(Collected data entries)
————————
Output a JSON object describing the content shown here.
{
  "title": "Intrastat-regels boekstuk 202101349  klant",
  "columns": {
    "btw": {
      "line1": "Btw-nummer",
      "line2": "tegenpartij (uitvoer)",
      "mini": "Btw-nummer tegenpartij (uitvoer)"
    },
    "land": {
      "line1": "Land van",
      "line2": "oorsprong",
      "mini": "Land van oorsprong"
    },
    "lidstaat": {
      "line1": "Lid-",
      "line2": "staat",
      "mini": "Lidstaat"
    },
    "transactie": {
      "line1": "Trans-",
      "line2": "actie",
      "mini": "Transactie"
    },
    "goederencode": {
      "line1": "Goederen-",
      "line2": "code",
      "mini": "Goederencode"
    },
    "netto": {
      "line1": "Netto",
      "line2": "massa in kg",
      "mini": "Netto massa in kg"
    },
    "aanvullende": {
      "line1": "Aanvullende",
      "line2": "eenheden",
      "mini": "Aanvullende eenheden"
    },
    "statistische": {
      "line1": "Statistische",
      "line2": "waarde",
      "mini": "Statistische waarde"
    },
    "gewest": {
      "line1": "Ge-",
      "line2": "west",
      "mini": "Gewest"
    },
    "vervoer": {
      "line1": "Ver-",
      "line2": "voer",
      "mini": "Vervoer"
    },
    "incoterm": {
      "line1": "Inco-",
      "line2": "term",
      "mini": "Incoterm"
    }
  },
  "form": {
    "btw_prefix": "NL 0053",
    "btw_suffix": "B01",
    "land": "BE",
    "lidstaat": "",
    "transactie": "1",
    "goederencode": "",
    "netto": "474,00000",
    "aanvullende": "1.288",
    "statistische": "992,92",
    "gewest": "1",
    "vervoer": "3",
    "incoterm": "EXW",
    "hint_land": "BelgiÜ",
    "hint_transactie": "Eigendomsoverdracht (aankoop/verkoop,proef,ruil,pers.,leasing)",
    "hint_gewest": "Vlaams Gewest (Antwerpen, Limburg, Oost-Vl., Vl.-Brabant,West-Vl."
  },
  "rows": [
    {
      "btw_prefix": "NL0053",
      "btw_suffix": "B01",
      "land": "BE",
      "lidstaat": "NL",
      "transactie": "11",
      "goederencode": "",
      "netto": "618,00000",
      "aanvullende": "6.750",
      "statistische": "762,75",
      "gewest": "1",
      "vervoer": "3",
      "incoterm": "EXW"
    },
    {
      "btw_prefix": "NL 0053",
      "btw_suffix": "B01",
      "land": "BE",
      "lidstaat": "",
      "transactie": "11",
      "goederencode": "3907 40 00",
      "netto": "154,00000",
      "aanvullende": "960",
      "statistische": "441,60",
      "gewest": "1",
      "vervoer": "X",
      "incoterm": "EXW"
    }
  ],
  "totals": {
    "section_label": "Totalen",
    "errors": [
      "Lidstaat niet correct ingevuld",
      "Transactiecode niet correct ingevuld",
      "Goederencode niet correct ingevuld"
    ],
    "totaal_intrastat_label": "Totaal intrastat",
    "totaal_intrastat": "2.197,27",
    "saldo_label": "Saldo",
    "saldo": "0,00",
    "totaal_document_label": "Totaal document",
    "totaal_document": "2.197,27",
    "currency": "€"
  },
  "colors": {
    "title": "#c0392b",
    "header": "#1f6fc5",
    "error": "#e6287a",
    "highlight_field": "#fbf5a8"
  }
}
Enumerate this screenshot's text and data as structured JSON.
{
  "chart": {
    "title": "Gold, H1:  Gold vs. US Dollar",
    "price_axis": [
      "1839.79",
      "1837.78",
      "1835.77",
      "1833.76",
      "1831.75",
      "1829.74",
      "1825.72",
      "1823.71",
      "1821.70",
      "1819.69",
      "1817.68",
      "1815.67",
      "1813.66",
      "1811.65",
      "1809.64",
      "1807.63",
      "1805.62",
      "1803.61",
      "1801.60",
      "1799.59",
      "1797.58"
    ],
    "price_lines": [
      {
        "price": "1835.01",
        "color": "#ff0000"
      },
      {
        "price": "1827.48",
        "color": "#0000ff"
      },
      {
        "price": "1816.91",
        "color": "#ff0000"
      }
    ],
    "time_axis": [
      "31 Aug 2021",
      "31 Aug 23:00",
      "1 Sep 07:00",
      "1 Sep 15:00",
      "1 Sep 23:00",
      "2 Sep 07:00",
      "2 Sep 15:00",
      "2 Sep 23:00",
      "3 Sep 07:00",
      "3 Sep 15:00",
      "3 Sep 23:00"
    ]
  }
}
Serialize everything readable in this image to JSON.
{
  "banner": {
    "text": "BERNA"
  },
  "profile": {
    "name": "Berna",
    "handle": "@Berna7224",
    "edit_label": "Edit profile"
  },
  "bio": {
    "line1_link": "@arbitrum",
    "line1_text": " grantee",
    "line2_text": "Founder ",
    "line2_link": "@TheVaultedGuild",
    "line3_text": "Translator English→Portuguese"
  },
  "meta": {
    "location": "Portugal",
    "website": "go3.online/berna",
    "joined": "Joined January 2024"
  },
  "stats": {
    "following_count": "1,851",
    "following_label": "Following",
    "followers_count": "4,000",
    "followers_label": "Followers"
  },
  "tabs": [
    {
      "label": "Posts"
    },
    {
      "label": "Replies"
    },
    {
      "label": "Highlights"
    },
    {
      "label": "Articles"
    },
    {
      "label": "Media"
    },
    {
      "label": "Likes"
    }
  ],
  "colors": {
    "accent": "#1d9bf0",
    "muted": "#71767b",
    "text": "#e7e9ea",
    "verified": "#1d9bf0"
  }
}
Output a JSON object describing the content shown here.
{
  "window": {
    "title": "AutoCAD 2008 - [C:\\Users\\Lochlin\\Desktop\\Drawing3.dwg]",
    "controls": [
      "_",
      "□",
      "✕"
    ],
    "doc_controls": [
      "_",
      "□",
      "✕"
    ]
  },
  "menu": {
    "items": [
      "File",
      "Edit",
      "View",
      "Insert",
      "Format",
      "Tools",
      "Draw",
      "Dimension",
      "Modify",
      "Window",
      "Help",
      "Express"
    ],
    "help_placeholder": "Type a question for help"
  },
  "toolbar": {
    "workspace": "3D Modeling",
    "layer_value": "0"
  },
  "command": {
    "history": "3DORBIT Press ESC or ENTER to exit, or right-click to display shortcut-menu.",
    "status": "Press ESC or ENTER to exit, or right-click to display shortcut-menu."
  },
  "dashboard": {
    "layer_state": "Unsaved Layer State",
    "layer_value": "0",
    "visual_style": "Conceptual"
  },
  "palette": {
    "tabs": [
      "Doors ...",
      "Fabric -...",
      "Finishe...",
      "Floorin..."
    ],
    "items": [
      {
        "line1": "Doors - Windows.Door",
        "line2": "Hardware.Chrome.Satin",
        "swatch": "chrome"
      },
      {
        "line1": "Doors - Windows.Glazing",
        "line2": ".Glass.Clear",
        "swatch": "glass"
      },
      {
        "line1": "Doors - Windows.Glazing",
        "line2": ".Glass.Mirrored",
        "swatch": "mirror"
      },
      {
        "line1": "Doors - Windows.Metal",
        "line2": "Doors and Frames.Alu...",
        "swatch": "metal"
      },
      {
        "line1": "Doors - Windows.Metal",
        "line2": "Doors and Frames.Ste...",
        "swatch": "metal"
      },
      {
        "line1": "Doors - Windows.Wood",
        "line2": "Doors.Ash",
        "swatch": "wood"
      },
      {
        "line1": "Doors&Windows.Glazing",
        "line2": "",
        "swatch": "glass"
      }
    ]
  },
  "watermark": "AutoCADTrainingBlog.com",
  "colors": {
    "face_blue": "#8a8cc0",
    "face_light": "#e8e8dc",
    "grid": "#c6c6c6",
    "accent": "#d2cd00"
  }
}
————————
## [WHAT TO WORK ON]
Write every line of the material above again, exactly.

## [ANSWER TO THE TASK]
Output a JSON object describing the content shown here.
{
  "title": "Intrastat-regels boekstuk 202101349  klant",
  "columns": {
    "btw": {
      "line1": "Btw-nummer",
      "line2": "tegenpartij (uitvoer)",
      "mini": "Btw-nummer tegenpartij (uitvoer)"
    },
    "land": {
      "line1": "Land van",
      "line2": "oorsprong",
      "mini": "Land van oorsprong"
    },
    "lidstaat": {
      "line1": "Lid-",
      "line2": "staat",
      "mini": "Lidstaat"
    },
    "transactie": {
      "line1": "Trans-",
      "line2": "actie",
      "mini": "Transactie"
    },
    "goederencode": {
      "line1": "Goederen-",
      "line2": "code",
      "mini": "Goederencode"
    },
    "netto": {
      "line1": "Netto",
      "line2": "massa in kg",
      "mini": "Netto massa in kg"
    },
    "aanvullende": {
      "line1": "Aanvullende",
      "line2": "eenheden",
      "mini": "Aanvullende eenheden"
    },
    "statistische": {
      "line1": "Statistische",
      "line2": "waarde",
      "mini": "Statistische waarde"
    },
    "gewest": {
      "line1": "Ge-",
      "line2": "west",
      "mini": "Gewest"
    },
    "vervoer": {
      "line1": "Ver-",
      "line2": "voer",
      "mini": "Vervoer"
    },
    "incoterm": {
      "line1": "Inco-",
      "line2": "term",
      "mini": "Incoterm"
    }
  },
  "form": {
    "btw_prefix": "NL 0053",
    "btw_suffix": "B01",
    "land": "BE",
    "lidstaat": "",
    "transactie": "1",
    "goederencode": "",
    "netto": "474,00000",
    "aanvullende": "1.288",
    "statistische": "992,92",
    "gewest": "1",
    "vervoer": "3",
    "incoterm": "EXW",
    "hint_land": "BelgiÜ",
    "hint_transactie": "Eigendomsoverdracht (aankoop/verkoop,proef,ruil,pers.,leasing)",
    "hint_gewest": "Vlaams Gewest (Antwerpen, Limburg, Oost-Vl., Vl.-Brabant,West-Vl."
  },
  "rows": [
    {
      "btw_prefix": "NL0053",
      "btw_suffix": "B01",
      "land": "BE",
      "lidstaat": "NL",
      "transactie": "11",
      "goederencode": "",
      "netto": "618,00000",
      "aanvullende": "6.750",
      "statistische": "762,75",
      "gewest": "1",
      "vervoer": "3",
      "incoterm": "EXW"
    },
    {
      "btw_prefix": "NL 0053",
      "btw_suffix": "B01",
      "land": "BE",
      "lidstaat": "",
      "transactie": "11",
      "goederencode": "3907 40 00",
      "netto": "154,00000",
      "aanvullende": "960",
      "statistische": "441,60",
      "gewest": "1",
      "vervoer": "X",
      "incoterm": "EXW"
    }
  ],
  "totals": {
    "section_label": "Totalen",
    "errors": [
      "Lidstaat niet correct ingevuld",
      "Transactiecode niet correct ingevuld",
      "Goederencode niet correct ingevuld"
    ],
    "totaal_intrastat_label": "Totaal intrastat",
    "totaal_intrastat": "2.197,27",
    "saldo_label": "Saldo",
    "saldo": "0,00",
    "totaal_document_label": "Totaal document",
    "totaal_document": "2.197,27",
    "currency": "€"
  },
  "colors": {
    "title": "#c0392b",
    "header": "#1f6fc5",
    "error": "#e6287a",
    "highlight_field": "#fbf5a8"
  }
}
Enumerate this screenshot's text and data as structured JSON.
{
  "chart": {
    "title": "Gold, H1:  Gold vs. US Dollar",
    "price_axis": [
      "1839.79",
      "1837.78",
      "1835.77",
      "1833.76",
      "1831.75",
      "1829.74",
      "1825.72",
      "1823.71",
      "1821.70",
      "1819.69",
      "1817.68",
      "1815.67",
      "1813.66",
      "1811.65",
      "1809.64",
      "1807.63",
      "1805.62",
      "1803.61",
      "1801.60",
      "1799.59",
      "1797.58"
    ],
    "price_lines": [
      {
        "price": "1835.01",
        "color": "#ff0000"
      },
      {
        "price": "1827.48",
        "color": "#0000ff"
      },
      {
        "price": "1816.91",
        "color": "#ff0000"
      }
    ],
    "time_axis": [
      "31 Aug 2021",
      "31 Aug 23:00",
      "1 Sep 07:00",
      "1 Sep 15:00",
      "1 Sep 23:00",
      "2 Sep 07:00",
      "2 Sep 15:00",
      "2 Sep 23:00",
      "3 Sep 07:00",
      "3 Sep 15:00",
      "3 Sep 23:00"
    ]
  }
}
Serialize everything readable in this image to JSON.
{
  "banner": {
    "text": "BERNA"
  },
  "profile": {
    "name": "Berna",
    "handle": "@Berna7224",
    "edit_label": "Edit profile"
  },
  "bio": {
    "line1_link": "@arbitrum",
    "line1_text": " grantee",
    "line2_text": "Founder ",
    "line2_link": "@TheVaultedGuild",
    "line3_text": "Translator English→Portuguese"
  },
  "meta": {
    "location": "Portugal",
    "website": "go3.online/berna",
    "joined": "Joined January 2024"
  },
  "stats": {
    "following_count": "1,851",
    "following_label": "Following",
    "followers_count": "4,000",
    "followers_label": "Followers"
  },
  "tabs": [
    {
      "label": "Posts"
    },
    {
      "label": "Replies"
    },
    {
      "label": "Highlights"
    },
    {
      "label": "Articles"
    },
    {
      "label": "Media"
    },
    {
      "label": "Likes"
    }
  ],
  "colors": {
    "accent": "#1d9bf0",
    "muted": "#71767b",
    "text": "#e7e9ea",
    "verified": "#1d9bf0"
  }
}
Output a JSON object describing the content shown here.
{
  "window": {
    "title": "AutoCAD 2008 - [C:\\Users\\Lochlin\\Desktop\\Drawing3.dwg]",
    "controls": [
      "_",
      "□",
      "✕"
    ],
    "doc_controls": [
      "_",
      "□",
      "✕"
    ]
  },
  "menu": {
    "items": [
      "File",
      "Edit",
      "View",
      "Insert",
      "Format",
      "Tools",
      "Draw",
      "Dimension",
      "Modify",
      "Window",
      "Help",
      "Express"
    ],
    "help_placeholder": "Type a question for help"
  },
  "toolbar": {
    "workspace": "3D Modeling",
    "layer_value": "0"
  },
  "command": {
    "history": "3DORBIT Press ESC or ENTER to exit, or right-click to display shortcut-menu.",
    "status": "Press ESC or ENTER to exit, or right-click to display shortcut-menu."
  },
  "dashboard": {
    "layer_state": "Unsaved Layer State",
    "layer_value": "0",
    "visual_style": "Conceptual"
  },
  "palette": {
    "tabs": [
      "Doors ...",
      "Fabric -...",
      "Finishe...",
      "Floorin..."
    ],
    "items": [
      {
        "line1": "Doors - Windows.Door",
        "line2": "Hardware.Chrome.Satin",
        "swatch": "chrome"
      },
      {
        "line1": "Doors - Windows.Glazing",
        "line2": ".Glass.Clear",
        "swatch": "glass"
      },
      {
        "line1": "Doors - Windows.Glazing",
        "line2": ".Glass.Mirrored",
        "swatch": "mirror"
      },
      {
        "line1": "Doors - Windows.Metal",
        "line2": "Doors and Frames.Alu...",
        "swatch": "metal"
      },
      {
        "line1": "Doors - Windows.Metal",
        "line2": "Doors and Frames.Ste...",
        "swatch": "metal"
      },
      {
        "line1": "Doors - Windows.Wood",
        "line2": "Doors.Ash",
        "swatch": "wood"
      },
      {
        "line1": "Doors&Windows.Glazing",
        "line2": "",
        "swatch": "glass"
      }
    ]
  },
  "watermark": "AutoCADTrainingBlog.com",
  "colors": {
    "face_blue": "#8a8cc0",
    "face_light": "#e8e8dc",
    "grid": "#c6c6c6",
    "accent": "#d2cd00"
  }
}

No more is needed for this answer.